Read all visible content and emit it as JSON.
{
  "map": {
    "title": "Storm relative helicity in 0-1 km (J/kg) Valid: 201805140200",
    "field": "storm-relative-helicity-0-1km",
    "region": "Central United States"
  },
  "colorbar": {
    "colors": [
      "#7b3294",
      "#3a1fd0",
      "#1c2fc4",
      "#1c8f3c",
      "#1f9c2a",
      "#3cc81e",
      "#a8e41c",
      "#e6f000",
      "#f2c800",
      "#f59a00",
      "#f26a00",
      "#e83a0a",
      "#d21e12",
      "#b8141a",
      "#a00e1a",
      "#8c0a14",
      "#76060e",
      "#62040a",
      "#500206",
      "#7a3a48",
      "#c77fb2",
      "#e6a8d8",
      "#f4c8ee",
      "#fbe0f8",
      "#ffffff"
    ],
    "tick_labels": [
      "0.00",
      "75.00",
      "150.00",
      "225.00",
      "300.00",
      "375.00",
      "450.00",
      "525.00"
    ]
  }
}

▶ _INSTRUCTION_
Determine how many lines include the word "helicity" and report that number by itself.

▶ _EXERCISE SOLUTION_
2